— Your goal —
Copy every line of the records below that holds the word "title".

— START Data records —

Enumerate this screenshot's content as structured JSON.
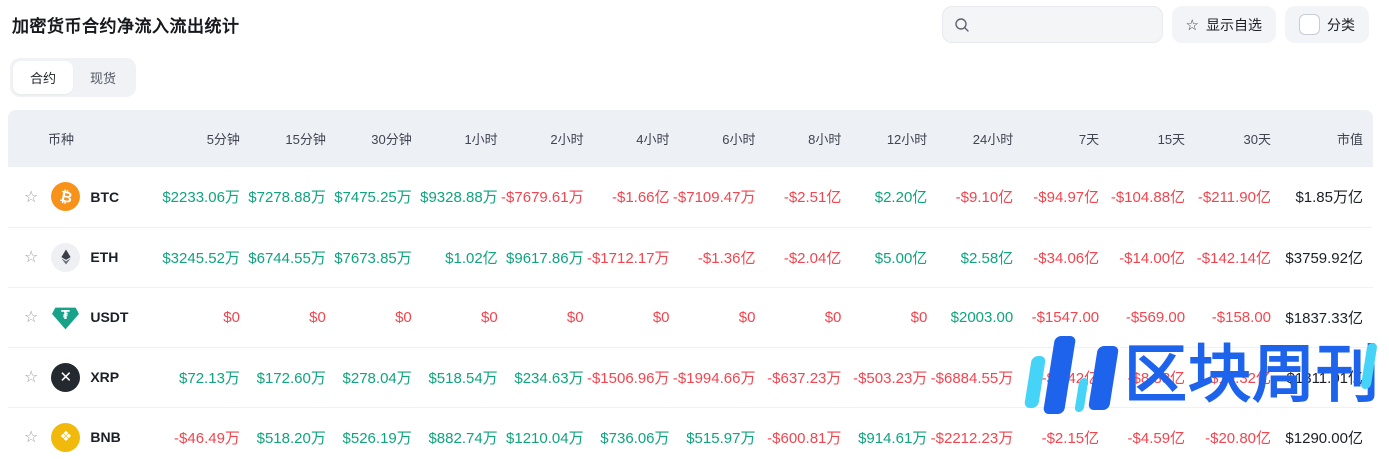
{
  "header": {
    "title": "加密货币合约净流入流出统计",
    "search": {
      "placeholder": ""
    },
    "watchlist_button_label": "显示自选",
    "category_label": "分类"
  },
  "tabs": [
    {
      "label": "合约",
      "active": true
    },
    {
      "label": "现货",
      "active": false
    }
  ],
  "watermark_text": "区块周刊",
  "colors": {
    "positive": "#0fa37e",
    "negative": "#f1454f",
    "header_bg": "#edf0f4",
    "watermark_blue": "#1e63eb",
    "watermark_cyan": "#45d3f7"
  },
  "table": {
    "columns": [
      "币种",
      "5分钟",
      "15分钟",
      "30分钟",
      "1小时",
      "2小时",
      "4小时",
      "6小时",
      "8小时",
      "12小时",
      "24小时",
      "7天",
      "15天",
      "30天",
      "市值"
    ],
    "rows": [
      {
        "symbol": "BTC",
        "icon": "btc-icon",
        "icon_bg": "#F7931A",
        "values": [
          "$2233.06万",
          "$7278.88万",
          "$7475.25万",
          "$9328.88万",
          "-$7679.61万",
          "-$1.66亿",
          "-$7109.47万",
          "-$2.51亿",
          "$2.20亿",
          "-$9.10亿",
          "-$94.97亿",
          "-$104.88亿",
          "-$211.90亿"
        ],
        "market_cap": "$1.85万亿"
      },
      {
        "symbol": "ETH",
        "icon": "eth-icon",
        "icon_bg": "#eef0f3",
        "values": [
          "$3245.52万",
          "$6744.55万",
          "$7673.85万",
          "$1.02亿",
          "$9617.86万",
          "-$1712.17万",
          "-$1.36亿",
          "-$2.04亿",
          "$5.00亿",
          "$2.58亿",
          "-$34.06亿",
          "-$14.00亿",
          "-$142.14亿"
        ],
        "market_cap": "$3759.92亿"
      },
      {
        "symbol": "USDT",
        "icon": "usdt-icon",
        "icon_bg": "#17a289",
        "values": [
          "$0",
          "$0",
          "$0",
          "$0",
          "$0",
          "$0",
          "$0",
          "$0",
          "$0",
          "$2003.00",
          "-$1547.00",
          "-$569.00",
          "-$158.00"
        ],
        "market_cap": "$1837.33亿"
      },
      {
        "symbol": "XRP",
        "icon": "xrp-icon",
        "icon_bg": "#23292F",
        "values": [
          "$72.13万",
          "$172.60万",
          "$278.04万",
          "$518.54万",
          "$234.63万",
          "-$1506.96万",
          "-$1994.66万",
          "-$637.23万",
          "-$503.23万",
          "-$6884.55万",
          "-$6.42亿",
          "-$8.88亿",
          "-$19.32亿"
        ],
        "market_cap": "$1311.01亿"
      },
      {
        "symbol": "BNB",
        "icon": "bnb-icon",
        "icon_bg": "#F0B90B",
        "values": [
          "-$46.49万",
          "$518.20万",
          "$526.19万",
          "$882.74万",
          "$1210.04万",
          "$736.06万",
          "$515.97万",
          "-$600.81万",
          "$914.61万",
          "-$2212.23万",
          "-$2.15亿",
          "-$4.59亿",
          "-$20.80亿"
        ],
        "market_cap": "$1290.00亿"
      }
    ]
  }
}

— END Data records —
— START Data records —

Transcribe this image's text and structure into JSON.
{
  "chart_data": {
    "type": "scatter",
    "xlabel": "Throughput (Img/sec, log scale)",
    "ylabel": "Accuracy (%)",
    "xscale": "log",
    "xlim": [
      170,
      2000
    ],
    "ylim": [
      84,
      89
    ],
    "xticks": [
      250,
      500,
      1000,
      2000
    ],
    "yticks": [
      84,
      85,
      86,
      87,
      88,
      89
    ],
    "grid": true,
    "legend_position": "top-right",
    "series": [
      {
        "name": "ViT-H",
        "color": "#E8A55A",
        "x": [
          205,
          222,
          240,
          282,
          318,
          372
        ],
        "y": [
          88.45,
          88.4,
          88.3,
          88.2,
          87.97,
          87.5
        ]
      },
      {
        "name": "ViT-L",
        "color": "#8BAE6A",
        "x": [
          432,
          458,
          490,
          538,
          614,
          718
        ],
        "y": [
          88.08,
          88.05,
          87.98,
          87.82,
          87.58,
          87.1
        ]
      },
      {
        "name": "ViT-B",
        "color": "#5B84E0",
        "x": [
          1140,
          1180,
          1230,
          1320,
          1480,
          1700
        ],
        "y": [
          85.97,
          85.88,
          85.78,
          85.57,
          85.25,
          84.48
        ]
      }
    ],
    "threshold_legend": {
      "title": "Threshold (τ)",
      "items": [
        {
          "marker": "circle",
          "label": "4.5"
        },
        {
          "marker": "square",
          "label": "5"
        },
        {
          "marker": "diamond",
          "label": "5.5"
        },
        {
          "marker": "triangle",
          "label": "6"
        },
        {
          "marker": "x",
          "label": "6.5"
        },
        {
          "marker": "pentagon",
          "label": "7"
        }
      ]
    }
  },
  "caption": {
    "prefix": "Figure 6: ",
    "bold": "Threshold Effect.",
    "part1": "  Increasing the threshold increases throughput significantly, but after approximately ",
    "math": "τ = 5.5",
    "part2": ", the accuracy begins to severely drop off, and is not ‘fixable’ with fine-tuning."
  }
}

— END Data records —

— Response —
    "title": "加密货币合约净流入流出统计",
      "title": "Threshold (τ)",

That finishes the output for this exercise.